Goal:
Write the records below out in full, character for character, with no pictures.

------ Dataset excerpts

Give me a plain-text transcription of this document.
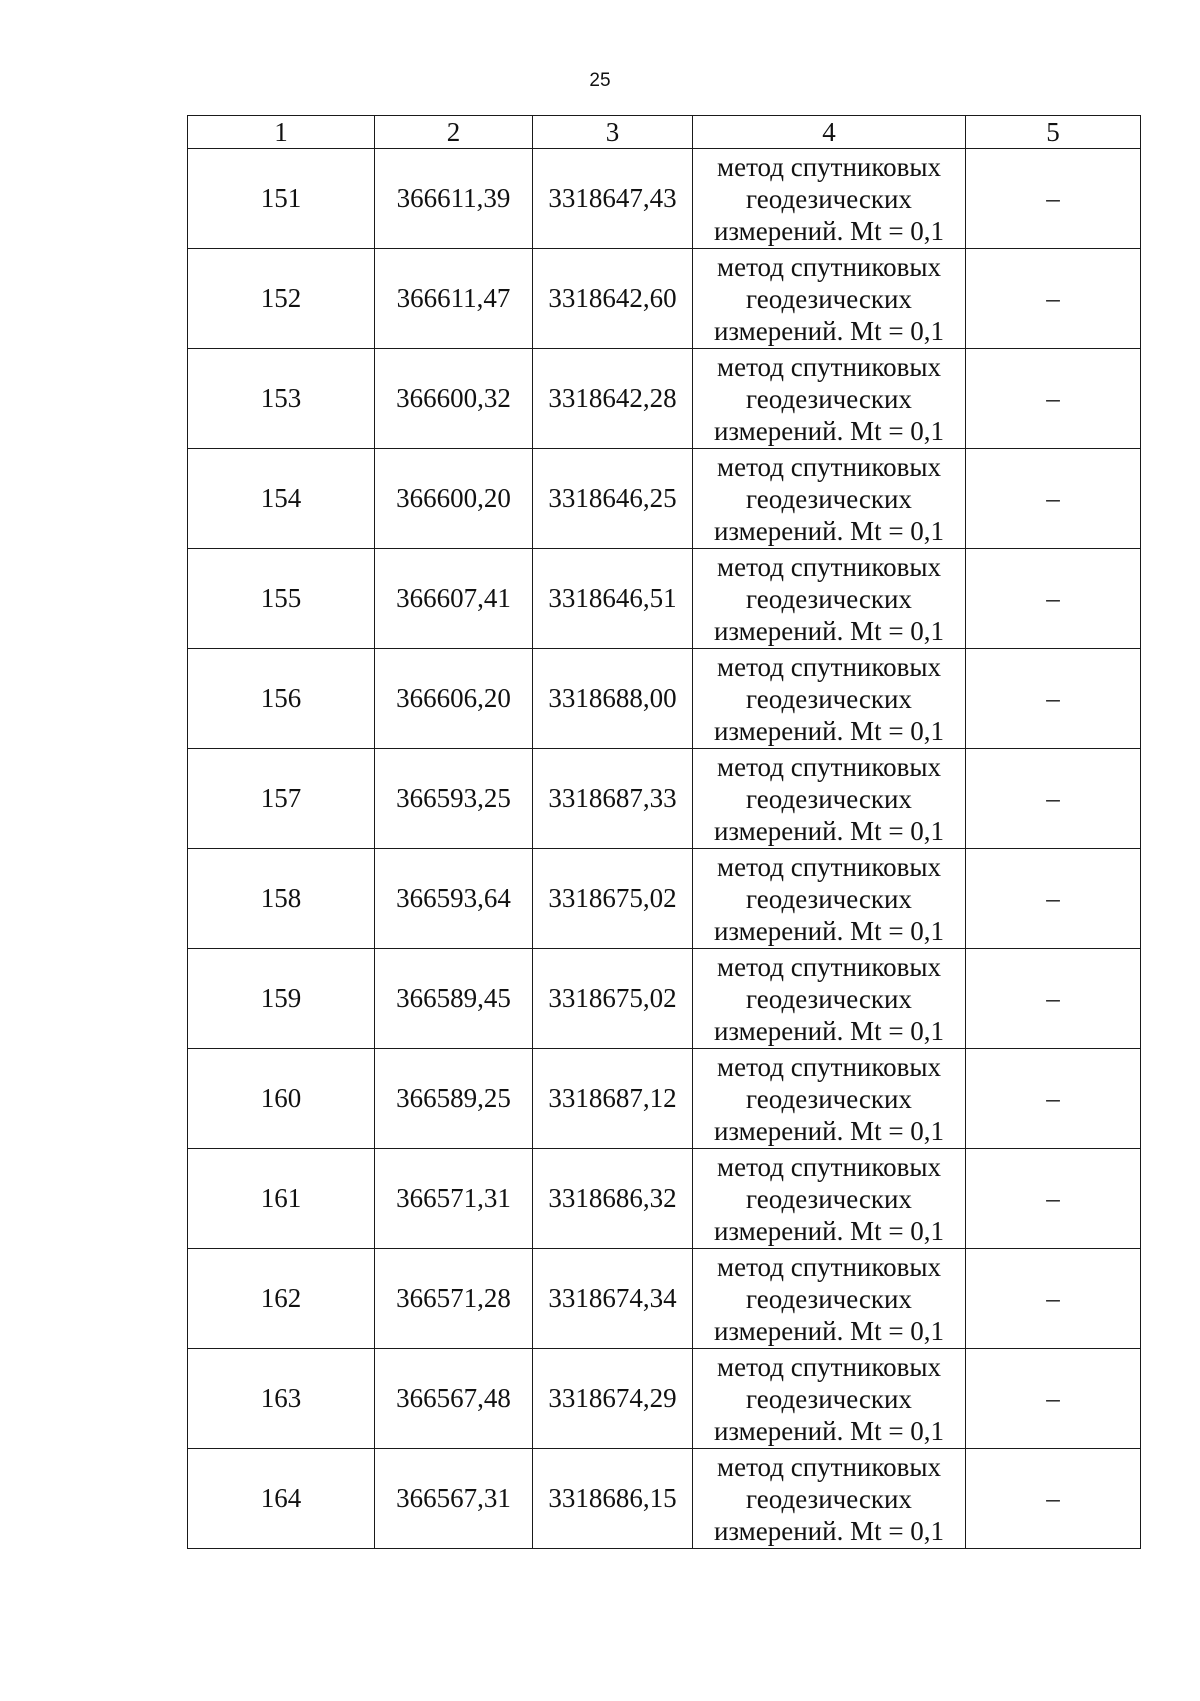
25
1	2	3	4	5
151	366611,39	3318647,43	метод спутниковых
геодезических
измерений. Mt = 0,1	–
152	366611,47	3318642,60	метод спутниковых
геодезических
измерений. Mt = 0,1	–
153	366600,32	3318642,28	метод спутниковых
геодезических
измерений. Mt = 0,1	–
154	366600,20	3318646,25	метод спутниковых
геодезических
измерений. Mt = 0,1	–
155	366607,41	3318646,51	метод спутниковых
геодезических
измерений. Mt = 0,1	–
156	366606,20	3318688,00	метод спутниковых
геодезических
измерений. Mt = 0,1	–
157	366593,25	3318687,33	метод спутниковых
геодезических
измерений. Mt = 0,1	–
158	366593,64	3318675,02	метод спутниковых
геодезических
измерений. Mt = 0,1	–
159	366589,45	3318675,02	метод спутниковых
геодезических
измерений. Mt = 0,1	–
160	366589,25	3318687,12	метод спутниковых
геодезических
измерений. Mt = 0,1	–
161	366571,31	3318686,32	метод спутниковых
геодезических
измерений. Mt = 0,1	–
162	366571,28	3318674,34	метод спутниковых
геодезических
измерений. Mt = 0,1	–
163	366567,48	3318674,29	метод спутниковых
геодезических
измерений. Mt = 0,1	–
164	366567,31	3318686,15	метод спутниковых
геодезических
измерений. Mt = 0,1	–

------------

In response:
Give me a plain-text transcription of this document.
25
1	2	3	4	5
151	366611,39	3318647,43	метод спутниковых
геодезических
измерений. Mt = 0,1	–
152	366611,47	3318642,60	метод спутниковых
геодезических
измерений. Mt = 0,1	–
153	366600,32	3318642,28	метод спутниковых
геодезических
измерений. Mt = 0,1	–
154	366600,20	3318646,25	метод спутниковых
геодезических
измерений. Mt = 0,1	–
155	366607,41	3318646,51	метод спутниковых
геодезических
измерений. Mt = 0,1	–
156	366606,20	3318688,00	метод спутниковых
геодезических
измерений. Mt = 0,1	–
157	366593,25	3318687,33	метод спутниковых
геодезических
измерений. Mt = 0,1	–
158	366593,64	3318675,02	метод спутниковых
геодезических
измерений. Mt = 0,1	–
159	366589,45	3318675,02	метод спутниковых
геодезических
измерений. Mt = 0,1	–
160	366589,25	3318687,12	метод спутниковых
геодезических
измерений. Mt = 0,1	–
161	366571,31	3318686,32	метод спутниковых
геодезических
измерений. Mt = 0,1	–
162	366571,28	3318674,34	метод спутниковых
геодезических
измерений. Mt = 0,1	–
163	366567,48	3318674,29	метод спутниковых
геодезических
измерений. Mt = 0,1	–
164	366567,31	3318686,15	метод спутниковых
геодезических
измерений. Mt = 0,1	–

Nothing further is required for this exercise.